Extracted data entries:

'''

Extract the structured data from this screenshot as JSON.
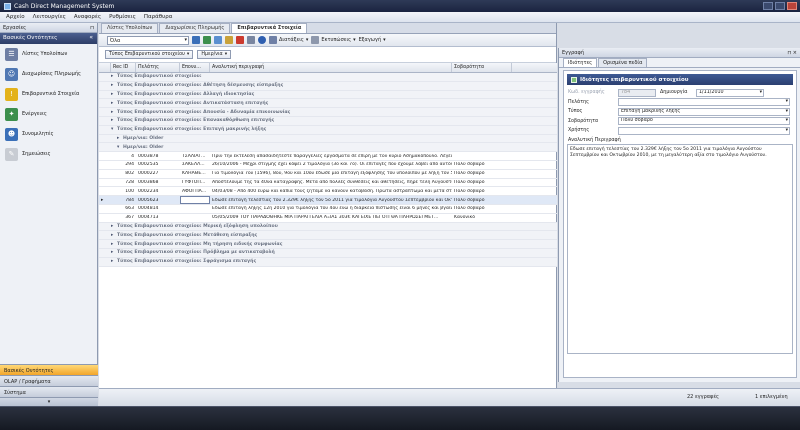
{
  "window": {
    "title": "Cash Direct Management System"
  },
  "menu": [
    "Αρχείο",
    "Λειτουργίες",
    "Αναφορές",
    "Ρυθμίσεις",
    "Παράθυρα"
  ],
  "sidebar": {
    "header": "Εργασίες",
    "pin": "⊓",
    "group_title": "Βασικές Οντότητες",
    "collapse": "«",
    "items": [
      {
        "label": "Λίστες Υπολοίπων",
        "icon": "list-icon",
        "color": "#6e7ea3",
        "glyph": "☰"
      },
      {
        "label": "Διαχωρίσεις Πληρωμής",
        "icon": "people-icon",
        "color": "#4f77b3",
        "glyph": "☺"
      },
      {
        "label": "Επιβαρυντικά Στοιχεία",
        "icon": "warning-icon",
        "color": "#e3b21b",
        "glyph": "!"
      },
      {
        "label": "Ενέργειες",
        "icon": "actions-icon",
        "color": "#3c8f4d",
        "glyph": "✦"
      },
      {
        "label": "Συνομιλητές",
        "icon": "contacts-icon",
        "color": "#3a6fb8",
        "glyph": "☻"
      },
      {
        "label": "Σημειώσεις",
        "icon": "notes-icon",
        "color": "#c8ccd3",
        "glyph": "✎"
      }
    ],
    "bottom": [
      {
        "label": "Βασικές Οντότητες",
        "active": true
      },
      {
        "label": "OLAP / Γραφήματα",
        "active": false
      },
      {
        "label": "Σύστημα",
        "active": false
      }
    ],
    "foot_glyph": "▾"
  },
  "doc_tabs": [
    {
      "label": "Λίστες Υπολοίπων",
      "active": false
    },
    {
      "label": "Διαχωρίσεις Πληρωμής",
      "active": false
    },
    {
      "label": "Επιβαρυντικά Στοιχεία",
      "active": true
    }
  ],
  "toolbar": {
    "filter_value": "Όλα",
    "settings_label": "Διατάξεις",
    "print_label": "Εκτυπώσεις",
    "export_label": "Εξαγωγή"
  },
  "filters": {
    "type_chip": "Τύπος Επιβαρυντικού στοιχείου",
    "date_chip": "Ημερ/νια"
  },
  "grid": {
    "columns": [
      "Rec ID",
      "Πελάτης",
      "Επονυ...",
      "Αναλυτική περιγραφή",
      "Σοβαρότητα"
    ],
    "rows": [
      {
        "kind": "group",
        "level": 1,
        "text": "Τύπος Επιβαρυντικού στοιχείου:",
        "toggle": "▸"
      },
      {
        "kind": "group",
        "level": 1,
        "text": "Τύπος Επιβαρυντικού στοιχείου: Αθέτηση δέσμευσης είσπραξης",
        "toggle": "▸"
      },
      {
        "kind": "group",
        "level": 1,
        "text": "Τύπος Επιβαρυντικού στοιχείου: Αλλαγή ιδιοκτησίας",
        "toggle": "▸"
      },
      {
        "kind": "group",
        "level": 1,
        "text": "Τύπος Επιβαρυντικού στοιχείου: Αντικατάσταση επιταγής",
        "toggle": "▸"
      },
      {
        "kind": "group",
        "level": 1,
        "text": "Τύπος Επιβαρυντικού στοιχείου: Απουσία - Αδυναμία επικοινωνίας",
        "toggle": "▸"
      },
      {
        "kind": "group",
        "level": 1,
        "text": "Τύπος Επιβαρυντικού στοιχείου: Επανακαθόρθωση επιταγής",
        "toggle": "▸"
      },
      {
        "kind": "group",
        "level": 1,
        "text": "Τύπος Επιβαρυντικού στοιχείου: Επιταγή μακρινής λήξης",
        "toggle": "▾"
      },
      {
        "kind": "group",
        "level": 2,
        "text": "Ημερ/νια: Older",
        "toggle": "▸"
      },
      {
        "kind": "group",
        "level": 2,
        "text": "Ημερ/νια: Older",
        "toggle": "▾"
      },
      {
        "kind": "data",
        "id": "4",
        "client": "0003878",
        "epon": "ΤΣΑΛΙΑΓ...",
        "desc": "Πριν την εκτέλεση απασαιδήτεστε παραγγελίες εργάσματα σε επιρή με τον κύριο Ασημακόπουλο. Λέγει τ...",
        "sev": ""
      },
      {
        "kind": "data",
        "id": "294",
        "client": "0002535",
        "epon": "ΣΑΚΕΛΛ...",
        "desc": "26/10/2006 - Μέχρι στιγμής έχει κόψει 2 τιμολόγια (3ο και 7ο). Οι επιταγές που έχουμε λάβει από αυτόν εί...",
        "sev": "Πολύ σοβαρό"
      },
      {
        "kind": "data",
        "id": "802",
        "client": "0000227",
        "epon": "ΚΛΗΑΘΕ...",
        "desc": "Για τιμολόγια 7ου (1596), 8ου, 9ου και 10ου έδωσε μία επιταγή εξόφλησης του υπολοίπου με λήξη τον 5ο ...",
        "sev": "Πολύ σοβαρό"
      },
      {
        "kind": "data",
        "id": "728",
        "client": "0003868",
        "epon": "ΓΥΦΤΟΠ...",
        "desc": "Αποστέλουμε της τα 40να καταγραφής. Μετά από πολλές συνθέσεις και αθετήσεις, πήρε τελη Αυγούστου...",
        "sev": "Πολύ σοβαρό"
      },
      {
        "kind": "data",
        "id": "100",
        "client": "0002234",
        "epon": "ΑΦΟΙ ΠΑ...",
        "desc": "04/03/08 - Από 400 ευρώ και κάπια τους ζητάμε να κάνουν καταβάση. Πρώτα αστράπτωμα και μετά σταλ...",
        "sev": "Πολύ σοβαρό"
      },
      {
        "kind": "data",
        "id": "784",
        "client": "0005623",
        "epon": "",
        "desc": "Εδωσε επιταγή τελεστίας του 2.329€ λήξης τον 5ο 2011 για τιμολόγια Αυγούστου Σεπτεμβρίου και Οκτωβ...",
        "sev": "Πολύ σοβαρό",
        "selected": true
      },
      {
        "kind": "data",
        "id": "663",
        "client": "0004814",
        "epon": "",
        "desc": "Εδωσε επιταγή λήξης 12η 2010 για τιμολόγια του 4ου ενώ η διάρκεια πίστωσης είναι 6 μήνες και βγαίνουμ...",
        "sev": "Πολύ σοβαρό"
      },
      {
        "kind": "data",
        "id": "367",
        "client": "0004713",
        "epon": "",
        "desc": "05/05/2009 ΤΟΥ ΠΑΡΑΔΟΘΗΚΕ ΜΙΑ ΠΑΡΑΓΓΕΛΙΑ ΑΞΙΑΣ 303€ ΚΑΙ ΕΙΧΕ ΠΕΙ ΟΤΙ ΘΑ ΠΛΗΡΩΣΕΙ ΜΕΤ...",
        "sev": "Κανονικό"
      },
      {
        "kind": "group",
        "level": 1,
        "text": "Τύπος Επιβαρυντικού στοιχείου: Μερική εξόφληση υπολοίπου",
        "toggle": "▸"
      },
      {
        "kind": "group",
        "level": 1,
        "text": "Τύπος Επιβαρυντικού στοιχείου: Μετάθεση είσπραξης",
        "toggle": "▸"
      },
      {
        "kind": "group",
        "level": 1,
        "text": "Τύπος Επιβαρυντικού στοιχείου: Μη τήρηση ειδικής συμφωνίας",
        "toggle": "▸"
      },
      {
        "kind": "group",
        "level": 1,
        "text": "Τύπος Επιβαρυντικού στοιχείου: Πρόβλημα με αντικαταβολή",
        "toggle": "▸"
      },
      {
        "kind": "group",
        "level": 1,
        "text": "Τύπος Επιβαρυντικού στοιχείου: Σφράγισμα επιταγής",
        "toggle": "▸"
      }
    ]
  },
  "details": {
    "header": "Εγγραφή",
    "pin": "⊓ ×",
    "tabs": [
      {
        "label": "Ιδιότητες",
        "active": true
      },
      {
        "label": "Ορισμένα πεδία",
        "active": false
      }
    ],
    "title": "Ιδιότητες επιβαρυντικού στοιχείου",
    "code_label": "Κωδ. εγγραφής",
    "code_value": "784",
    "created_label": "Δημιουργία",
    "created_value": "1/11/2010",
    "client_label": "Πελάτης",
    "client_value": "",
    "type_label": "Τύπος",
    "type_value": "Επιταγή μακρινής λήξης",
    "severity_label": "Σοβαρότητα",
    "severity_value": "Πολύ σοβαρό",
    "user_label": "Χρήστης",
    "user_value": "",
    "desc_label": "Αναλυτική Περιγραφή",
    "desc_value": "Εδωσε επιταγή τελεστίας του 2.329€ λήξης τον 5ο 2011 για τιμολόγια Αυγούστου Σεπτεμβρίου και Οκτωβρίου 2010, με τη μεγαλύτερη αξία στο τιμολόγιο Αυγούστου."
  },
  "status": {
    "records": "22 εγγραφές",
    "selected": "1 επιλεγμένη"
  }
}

'''
'''

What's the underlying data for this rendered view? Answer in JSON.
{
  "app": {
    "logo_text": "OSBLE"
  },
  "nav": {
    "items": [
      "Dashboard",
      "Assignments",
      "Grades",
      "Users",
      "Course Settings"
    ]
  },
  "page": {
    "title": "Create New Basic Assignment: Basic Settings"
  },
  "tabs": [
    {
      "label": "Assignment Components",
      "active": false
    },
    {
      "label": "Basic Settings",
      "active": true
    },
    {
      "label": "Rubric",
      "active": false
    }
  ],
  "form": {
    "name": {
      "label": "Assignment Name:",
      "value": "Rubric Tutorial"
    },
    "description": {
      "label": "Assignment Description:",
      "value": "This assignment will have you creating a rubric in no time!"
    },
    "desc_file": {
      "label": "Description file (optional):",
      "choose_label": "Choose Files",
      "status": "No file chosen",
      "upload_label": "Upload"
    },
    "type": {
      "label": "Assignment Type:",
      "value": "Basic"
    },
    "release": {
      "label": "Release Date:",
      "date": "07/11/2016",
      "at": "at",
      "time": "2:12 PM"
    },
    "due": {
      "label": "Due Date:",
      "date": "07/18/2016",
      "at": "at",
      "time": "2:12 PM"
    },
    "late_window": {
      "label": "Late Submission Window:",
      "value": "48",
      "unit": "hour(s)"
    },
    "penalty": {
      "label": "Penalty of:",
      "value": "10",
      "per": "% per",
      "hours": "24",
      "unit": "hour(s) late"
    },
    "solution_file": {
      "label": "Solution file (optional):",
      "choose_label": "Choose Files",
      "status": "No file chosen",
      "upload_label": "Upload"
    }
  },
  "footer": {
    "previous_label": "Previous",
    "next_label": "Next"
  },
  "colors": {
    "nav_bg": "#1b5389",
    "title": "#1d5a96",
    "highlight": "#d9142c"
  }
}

'''

TASK BRIEF - Pick out each line in the material containing "JSON".

SOLUTION FOR THIS PROBLEM -
Extract the structured data from this screenshot as JSON.
What's the underlying data for this rendered view? Answer in JSON.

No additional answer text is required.